Document excerpt:
%%

Antiword 0.34 for VMS

Antiword is a MS Word document file reader.
Author: Adri van Os. Homepage: www.winfield.demon.nl

With a minimum of changes, I have made a version working on VMS ( Alpha, Compaq C V6.+ , Vax should work as well).

Current version is 0.33:


Build instructions for VMS

Get the distribution from the programmers/Linux version at linux/antiword-0.34.tar.gz ,
Decompress using gzip, then untar and set directory to [.antiword-0_34] . Preliminary: replace misc.c by the version modified for VMS here: misc.c

Execute "make -f makefile.vms" (if You have GNU make).
Or, if You have MMS , simply type "MMS" using the DESCRIP.MMS descriptor file provided here.

Without make or MMS, compile everything, except main_r, then link main_u (the common Unix- and VMS main program) and all other object files.
(all commands are in vms_make.com).


Optional changes for VMS

Global file directory and the /usr path

You may want to change the location of the global file directory ( macro GLOBAL_ANTIWORD_DIR in header-file antiword.h ) holding the files from the [.resources] subdirectory:
change /usr/share/antiword to a different location (in Unix syntax), unless You define a VMS logical device "/usr" ( USR:[SHARE.ANTIWORD] ).
On my system the logical usr looks like this:
"USR" [super] = "SYS$SYSDEVICE:[UTIL.]" [concealed] (LNM$SYSTEM_TABLE)
I will not change the source for this , since there is no convention in VMS for those user-shared files (or ?).

%%

Tasks:
1/ Output the passage from the Antiword for VMS notes word for word, from "You may want" to "( USR:[SHARE.ANTIWORD] ).".
2/ In the Antiword for VMS notes, which file must be replaced with the VMS-modified version before building?

Supplied information:
%%

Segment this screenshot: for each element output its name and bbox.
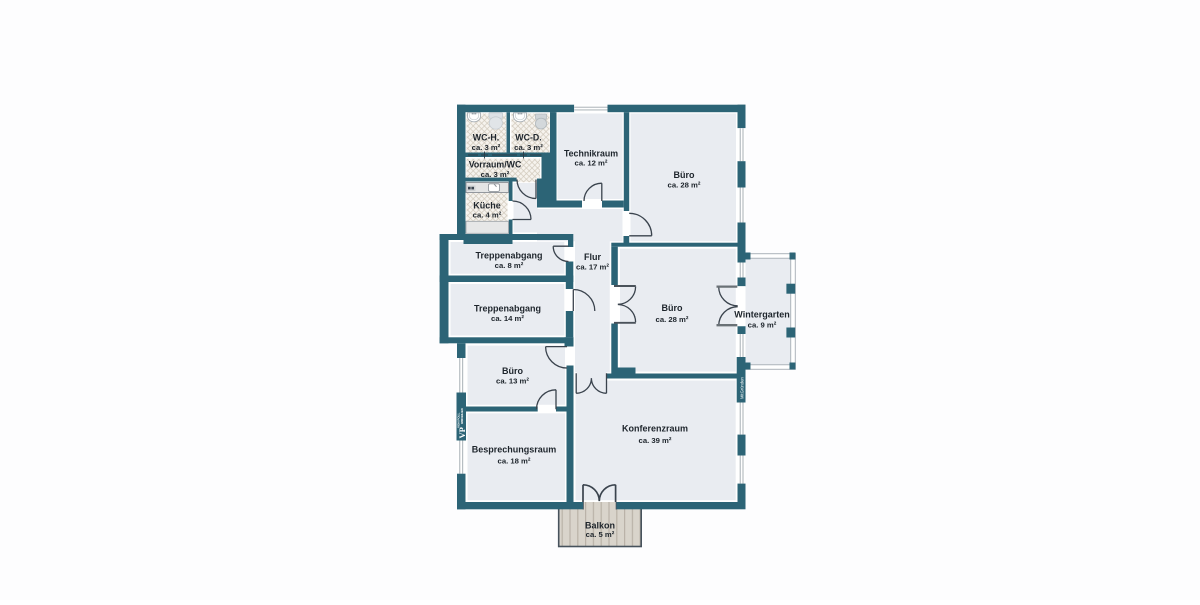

%%

Responses in order:
1/
You may want to change the location of the global file directory ( macro GLOBAL_ANTIWORD_DIR in header-file antiword.h ) holding the files from the [.resources] subdirectory:
change /usr/share/antiword to a different location (in Unix syntax), unless You define a VMS logical device "/usr" ( USR:[SHARE.ANTIWORD] ).

2/ misc.c